Please quote the post about the writer's grandfather word for word, from "Grandpa Leo trying" up to and including "hilarious and charming.".
*** PAGE EXCERPT ***
While my experiences with my grandfather were not identical to Sam's -- I never had to live with my grandparents because I was evacuated from a Salvadoran civil war, for example -- he absolutely captures the essense that was my grandpa. I've just added a couple of pictures from the archives...
Grandpa Leo trying on the Akubra hat that Jason and I got him for his 90th birthday. He loved to greet Jason by saying, "Hi, mate!" in a quasi-Aussie accent. It was hilarious and charming.
Dancing with my grandpa at my wedding. He loved to dance.
Grandpa gazes adoringly at his great-grandson Zeke, 6 months old in this picture. He was crazy about his grandchildren.
I have changed nothing, so the voice is Sam's, today's guest blogger.
On June 12, my grandfather, Isadore Leo Seligson, died suddenly of a heart attack, while sitting in his car after an afternoon at the pool reading his paperback and, presumably, staring at a few nice looking ladies in their bathing suits. He was 93.
*** LISTING ***
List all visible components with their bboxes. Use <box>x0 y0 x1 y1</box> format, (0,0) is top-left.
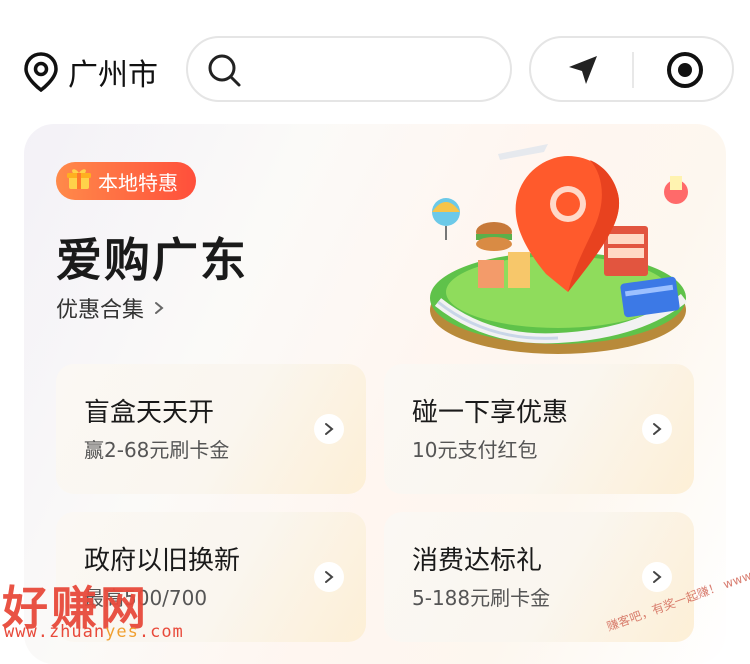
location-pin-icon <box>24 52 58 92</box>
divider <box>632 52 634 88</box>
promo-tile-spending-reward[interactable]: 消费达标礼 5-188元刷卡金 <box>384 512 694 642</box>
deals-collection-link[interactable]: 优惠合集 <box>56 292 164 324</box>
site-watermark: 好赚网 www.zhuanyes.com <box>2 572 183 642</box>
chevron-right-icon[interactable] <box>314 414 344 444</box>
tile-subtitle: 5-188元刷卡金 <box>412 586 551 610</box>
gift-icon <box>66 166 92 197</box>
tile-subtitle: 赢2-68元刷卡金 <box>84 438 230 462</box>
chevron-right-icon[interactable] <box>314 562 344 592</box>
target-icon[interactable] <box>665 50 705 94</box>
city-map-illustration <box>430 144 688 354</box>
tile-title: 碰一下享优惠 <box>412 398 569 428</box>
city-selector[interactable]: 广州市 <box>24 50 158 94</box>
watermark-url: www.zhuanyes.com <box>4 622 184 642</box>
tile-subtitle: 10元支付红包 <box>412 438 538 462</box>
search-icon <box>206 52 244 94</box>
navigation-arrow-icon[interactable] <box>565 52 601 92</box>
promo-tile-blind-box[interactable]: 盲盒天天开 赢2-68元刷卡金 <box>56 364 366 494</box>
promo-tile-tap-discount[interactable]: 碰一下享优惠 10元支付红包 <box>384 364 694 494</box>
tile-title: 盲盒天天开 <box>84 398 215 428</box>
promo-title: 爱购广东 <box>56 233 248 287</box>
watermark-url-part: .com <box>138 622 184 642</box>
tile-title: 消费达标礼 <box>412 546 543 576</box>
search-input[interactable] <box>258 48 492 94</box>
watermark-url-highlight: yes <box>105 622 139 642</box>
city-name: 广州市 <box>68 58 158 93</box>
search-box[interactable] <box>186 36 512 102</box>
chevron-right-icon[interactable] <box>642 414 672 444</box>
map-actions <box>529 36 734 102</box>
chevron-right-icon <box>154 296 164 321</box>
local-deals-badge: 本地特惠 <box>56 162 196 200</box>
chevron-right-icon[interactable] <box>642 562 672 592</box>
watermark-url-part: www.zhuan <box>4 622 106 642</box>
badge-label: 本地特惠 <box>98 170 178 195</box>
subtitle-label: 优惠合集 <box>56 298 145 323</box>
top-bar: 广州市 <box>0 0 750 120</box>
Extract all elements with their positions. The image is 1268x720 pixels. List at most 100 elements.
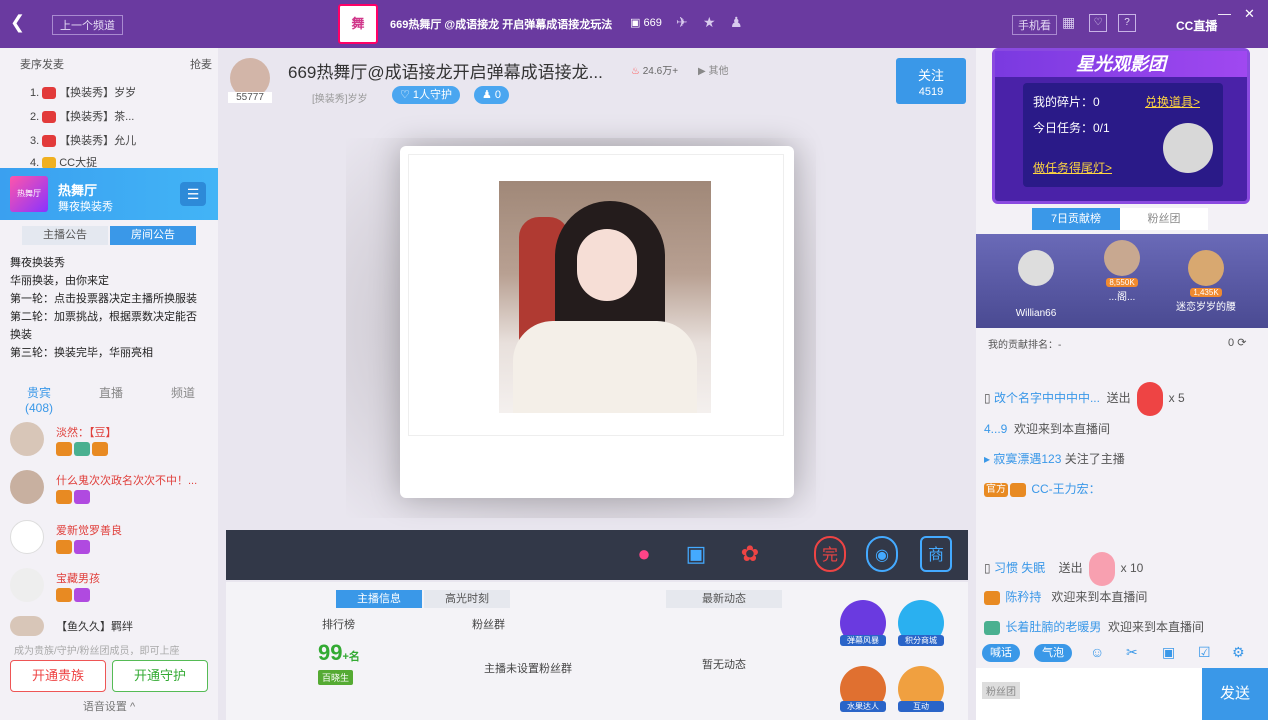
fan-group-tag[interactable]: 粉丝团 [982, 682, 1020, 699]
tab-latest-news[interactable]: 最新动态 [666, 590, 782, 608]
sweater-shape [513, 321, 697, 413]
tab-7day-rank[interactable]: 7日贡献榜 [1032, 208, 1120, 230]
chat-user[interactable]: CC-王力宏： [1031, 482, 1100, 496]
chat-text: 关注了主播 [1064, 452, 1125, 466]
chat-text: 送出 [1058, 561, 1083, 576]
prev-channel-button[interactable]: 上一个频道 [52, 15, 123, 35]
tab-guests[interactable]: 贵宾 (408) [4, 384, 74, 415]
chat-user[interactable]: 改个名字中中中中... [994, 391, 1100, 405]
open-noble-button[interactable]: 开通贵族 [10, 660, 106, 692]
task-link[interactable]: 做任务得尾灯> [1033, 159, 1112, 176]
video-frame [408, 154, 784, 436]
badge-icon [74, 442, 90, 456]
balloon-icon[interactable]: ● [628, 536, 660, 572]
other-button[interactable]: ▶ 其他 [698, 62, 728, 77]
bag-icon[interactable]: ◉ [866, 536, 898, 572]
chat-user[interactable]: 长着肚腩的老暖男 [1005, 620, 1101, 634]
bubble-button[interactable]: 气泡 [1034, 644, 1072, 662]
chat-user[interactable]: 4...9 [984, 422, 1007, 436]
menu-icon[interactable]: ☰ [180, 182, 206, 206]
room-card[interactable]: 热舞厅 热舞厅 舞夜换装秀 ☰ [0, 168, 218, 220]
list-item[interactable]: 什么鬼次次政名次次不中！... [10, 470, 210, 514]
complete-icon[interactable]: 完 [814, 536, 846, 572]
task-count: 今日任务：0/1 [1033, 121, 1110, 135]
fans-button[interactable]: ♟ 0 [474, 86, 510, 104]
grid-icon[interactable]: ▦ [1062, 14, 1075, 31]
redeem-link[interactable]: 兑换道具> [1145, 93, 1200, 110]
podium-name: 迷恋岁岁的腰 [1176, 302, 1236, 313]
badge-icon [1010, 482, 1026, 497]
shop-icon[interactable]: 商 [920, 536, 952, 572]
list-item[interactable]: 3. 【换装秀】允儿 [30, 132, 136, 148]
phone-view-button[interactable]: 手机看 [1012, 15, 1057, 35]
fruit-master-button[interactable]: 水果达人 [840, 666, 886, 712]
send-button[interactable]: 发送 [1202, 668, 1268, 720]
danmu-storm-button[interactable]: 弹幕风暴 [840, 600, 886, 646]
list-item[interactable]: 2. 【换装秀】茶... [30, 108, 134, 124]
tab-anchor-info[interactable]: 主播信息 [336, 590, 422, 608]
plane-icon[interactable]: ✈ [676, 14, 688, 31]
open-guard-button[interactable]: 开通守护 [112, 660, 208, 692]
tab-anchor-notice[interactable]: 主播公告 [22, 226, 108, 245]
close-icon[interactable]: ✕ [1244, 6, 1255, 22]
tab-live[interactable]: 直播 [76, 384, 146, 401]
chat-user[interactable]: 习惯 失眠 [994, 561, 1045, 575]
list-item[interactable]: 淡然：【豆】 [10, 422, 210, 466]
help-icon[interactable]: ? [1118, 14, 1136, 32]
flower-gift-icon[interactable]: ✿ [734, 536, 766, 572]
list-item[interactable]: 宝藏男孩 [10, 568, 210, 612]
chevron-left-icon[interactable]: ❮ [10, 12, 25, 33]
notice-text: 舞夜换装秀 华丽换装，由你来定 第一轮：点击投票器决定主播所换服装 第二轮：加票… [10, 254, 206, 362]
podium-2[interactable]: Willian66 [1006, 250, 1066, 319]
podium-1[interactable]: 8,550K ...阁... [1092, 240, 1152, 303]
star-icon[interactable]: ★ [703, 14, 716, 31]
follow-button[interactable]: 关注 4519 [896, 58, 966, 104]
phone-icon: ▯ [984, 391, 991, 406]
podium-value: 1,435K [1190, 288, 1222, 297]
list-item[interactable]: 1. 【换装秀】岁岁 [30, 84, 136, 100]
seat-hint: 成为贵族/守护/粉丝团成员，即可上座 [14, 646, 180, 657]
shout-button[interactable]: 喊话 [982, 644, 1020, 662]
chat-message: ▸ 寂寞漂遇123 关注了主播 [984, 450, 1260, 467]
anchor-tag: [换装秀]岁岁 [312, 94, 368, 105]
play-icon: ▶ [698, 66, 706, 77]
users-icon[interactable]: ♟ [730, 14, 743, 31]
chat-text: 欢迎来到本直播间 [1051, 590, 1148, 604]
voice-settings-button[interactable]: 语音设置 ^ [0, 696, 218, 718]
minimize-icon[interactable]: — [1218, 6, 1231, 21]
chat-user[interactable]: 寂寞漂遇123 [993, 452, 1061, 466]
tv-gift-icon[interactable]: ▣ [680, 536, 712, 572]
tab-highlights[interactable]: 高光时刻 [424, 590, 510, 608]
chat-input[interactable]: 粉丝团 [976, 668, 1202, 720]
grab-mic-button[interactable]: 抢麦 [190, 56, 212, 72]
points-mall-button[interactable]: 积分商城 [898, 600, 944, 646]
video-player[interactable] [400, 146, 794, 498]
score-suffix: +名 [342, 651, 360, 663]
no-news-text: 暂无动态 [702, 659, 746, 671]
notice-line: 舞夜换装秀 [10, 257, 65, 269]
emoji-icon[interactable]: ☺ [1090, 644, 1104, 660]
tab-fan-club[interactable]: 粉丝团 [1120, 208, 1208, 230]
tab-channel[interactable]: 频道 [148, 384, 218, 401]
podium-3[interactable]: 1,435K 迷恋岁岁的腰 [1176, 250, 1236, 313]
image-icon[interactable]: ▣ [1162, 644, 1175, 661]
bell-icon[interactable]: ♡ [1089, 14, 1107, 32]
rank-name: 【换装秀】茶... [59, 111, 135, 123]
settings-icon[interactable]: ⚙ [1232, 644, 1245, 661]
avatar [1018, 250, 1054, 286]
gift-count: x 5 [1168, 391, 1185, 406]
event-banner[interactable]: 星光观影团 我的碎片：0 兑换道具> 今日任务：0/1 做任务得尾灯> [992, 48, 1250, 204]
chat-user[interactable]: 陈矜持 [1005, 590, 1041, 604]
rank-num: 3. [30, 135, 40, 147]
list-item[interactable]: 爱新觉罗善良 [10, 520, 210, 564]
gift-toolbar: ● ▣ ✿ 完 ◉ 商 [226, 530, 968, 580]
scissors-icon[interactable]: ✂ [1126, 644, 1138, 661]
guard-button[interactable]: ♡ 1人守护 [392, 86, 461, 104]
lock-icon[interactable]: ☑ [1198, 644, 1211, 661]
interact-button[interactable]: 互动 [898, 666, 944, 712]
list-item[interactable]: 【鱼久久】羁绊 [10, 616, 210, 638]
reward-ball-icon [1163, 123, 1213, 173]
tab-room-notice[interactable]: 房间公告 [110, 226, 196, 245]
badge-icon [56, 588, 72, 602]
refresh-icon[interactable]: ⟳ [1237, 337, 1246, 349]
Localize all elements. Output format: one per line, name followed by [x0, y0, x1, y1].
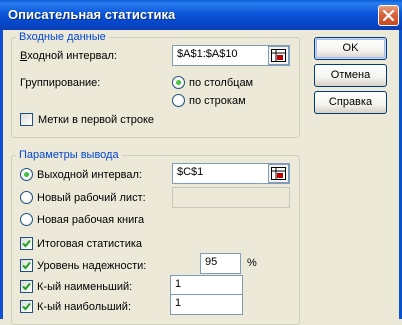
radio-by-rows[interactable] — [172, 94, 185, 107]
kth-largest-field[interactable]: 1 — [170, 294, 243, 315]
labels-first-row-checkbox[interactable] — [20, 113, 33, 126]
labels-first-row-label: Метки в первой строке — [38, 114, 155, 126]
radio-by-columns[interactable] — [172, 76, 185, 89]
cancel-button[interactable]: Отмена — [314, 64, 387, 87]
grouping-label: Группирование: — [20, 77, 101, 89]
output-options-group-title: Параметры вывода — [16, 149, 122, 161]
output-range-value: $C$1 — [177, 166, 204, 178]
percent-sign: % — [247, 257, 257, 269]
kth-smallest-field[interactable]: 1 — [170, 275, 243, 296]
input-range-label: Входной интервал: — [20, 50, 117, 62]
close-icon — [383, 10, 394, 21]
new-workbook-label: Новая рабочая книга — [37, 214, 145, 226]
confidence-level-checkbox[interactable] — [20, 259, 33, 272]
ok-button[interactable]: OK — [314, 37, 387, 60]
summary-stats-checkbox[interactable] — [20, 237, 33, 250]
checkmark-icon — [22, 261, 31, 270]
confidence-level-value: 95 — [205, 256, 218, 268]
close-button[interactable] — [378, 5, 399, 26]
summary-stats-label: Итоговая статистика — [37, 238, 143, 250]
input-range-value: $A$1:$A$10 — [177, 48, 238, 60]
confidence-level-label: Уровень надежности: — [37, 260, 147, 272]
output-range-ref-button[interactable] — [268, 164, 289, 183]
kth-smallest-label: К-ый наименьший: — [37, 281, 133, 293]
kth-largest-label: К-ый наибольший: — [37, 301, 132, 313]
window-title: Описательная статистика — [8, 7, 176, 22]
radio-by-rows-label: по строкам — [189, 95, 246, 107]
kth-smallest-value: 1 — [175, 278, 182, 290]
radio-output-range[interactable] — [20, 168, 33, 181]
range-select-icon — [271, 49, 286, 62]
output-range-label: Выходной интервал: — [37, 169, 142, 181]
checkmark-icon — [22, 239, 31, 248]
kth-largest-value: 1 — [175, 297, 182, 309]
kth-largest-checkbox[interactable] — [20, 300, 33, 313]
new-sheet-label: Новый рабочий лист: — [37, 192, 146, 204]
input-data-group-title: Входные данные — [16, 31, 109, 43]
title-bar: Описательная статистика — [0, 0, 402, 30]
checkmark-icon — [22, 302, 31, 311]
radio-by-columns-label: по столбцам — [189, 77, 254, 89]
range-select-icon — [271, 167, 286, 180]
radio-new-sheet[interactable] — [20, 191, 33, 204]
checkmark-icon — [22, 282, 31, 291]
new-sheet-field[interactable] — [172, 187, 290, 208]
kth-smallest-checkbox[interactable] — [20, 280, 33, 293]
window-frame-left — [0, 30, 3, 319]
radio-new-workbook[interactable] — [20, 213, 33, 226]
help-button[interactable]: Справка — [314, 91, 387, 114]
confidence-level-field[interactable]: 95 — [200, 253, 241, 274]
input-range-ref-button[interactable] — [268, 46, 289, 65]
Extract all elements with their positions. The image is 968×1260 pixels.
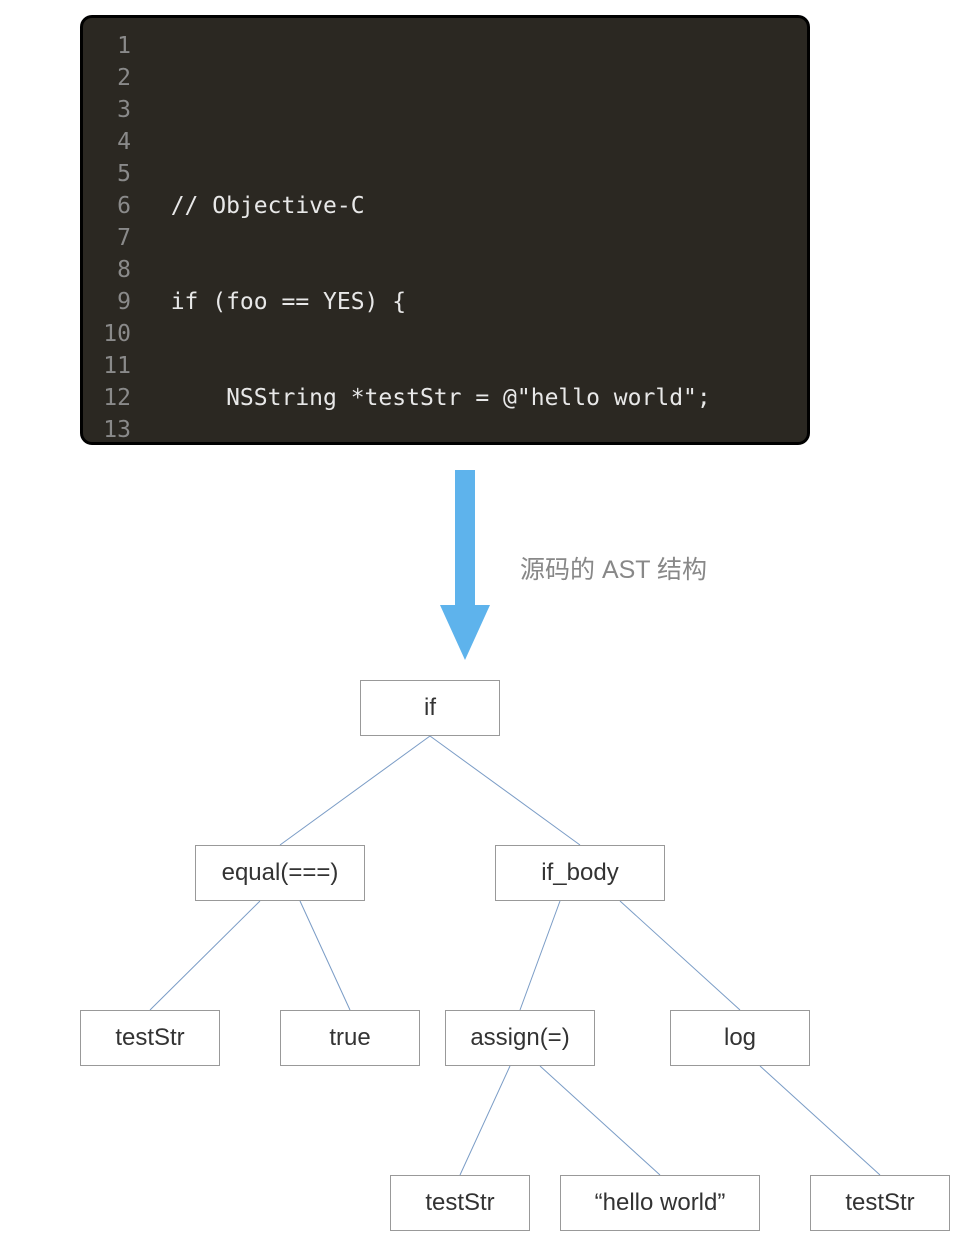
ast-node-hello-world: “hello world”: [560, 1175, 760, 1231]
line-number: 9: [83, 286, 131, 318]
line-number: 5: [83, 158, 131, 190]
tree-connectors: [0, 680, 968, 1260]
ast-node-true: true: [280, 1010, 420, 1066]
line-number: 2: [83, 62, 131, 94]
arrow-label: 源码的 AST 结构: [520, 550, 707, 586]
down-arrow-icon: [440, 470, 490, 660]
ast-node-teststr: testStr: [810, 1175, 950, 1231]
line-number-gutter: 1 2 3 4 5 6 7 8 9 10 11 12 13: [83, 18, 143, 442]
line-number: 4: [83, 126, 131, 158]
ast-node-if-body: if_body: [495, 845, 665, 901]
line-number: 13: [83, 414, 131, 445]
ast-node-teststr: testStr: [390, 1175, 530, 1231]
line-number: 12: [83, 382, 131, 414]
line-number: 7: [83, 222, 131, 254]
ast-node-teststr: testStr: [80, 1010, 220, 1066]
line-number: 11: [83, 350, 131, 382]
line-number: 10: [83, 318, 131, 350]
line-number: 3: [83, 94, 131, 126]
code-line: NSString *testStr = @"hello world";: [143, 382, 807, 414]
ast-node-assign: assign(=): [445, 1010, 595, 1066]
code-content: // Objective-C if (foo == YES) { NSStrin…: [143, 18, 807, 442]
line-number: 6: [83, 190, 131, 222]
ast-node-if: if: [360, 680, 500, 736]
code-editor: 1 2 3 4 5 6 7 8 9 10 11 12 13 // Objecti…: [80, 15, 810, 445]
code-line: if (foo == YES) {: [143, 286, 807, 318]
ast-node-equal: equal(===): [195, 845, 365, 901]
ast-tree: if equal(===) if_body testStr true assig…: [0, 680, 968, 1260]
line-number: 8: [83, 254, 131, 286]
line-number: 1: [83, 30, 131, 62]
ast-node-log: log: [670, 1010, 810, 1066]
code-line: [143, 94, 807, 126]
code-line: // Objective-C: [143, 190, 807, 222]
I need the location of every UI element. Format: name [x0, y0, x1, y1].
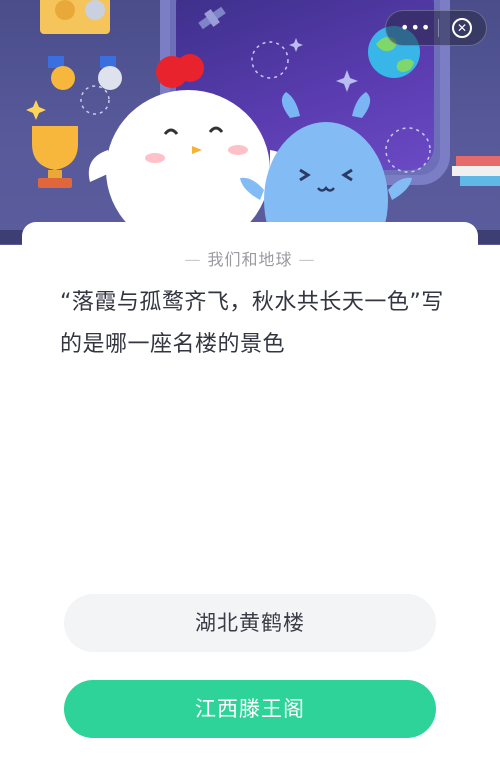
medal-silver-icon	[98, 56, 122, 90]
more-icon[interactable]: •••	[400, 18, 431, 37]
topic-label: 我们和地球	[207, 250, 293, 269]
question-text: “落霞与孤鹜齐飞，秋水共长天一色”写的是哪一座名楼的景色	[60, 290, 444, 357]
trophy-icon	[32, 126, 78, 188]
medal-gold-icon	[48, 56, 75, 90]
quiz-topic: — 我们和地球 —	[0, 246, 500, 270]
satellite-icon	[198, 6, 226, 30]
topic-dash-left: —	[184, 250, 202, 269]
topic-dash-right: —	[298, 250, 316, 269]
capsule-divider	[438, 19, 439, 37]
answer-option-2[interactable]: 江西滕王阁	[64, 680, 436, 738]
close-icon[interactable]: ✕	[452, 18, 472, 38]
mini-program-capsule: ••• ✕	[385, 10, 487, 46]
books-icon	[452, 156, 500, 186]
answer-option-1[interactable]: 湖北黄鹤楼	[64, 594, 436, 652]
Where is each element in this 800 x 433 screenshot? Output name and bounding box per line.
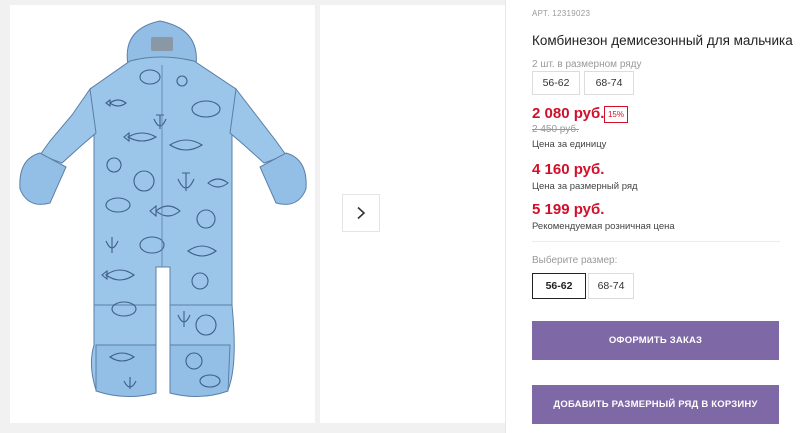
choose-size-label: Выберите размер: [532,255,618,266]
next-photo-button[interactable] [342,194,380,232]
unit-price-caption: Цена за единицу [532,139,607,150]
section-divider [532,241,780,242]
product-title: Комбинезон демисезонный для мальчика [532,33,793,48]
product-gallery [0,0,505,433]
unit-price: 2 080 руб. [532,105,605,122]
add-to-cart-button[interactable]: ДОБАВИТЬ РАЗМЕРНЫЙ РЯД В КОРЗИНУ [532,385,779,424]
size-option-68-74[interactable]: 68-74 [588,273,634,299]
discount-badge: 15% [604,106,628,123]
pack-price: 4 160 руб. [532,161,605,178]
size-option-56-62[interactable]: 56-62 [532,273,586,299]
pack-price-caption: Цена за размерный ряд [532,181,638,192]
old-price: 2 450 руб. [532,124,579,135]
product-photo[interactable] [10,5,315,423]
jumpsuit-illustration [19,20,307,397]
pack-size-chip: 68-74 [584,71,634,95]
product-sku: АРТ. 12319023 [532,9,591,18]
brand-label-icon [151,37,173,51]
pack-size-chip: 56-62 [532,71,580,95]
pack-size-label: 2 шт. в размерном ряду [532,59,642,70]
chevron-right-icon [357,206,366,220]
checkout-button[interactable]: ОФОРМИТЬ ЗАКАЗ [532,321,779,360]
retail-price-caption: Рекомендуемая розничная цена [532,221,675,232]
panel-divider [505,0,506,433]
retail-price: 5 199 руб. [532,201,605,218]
***
- FINAL RESULT:
Grandpa Leo trying on the Akubra hat that Jason and I got him for his 90th birthday. He loved to greet Jason by saying, "Hi, mate!" in a quasi-Aussie accent. It was hilarious and charming.